INFORMATION SUPPLIED
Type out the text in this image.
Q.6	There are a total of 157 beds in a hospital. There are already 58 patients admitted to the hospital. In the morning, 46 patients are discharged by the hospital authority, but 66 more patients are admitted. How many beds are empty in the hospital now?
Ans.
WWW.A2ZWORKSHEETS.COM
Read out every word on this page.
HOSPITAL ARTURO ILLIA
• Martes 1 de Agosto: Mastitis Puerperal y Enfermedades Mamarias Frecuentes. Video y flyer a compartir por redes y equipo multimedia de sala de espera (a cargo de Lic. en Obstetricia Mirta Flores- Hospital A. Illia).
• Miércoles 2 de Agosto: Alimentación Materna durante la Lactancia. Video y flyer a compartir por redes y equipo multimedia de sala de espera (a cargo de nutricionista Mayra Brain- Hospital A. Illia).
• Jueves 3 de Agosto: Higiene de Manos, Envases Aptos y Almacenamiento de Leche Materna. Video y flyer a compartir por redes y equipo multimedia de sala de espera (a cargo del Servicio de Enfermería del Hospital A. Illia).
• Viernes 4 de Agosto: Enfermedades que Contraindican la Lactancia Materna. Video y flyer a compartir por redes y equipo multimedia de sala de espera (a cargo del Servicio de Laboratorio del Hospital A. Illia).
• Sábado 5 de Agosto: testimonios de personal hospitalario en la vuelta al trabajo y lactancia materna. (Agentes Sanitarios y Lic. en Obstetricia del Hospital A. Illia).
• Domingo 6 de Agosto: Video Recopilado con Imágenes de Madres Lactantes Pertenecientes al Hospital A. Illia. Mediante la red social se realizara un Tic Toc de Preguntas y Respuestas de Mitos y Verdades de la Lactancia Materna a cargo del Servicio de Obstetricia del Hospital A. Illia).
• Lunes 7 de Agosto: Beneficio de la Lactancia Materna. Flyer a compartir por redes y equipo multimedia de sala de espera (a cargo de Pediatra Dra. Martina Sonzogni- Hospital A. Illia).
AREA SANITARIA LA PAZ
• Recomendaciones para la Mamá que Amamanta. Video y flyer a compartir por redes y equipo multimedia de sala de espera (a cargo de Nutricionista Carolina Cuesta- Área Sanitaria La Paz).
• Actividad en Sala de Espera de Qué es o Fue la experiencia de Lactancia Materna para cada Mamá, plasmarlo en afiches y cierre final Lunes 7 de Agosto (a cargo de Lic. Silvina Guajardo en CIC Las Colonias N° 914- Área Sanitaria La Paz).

TASK TO COMPLETE
Tally the lines of the listing that hold the string "Obstetricia", then reply with that number alone.

RESULT OF THIS TASK
3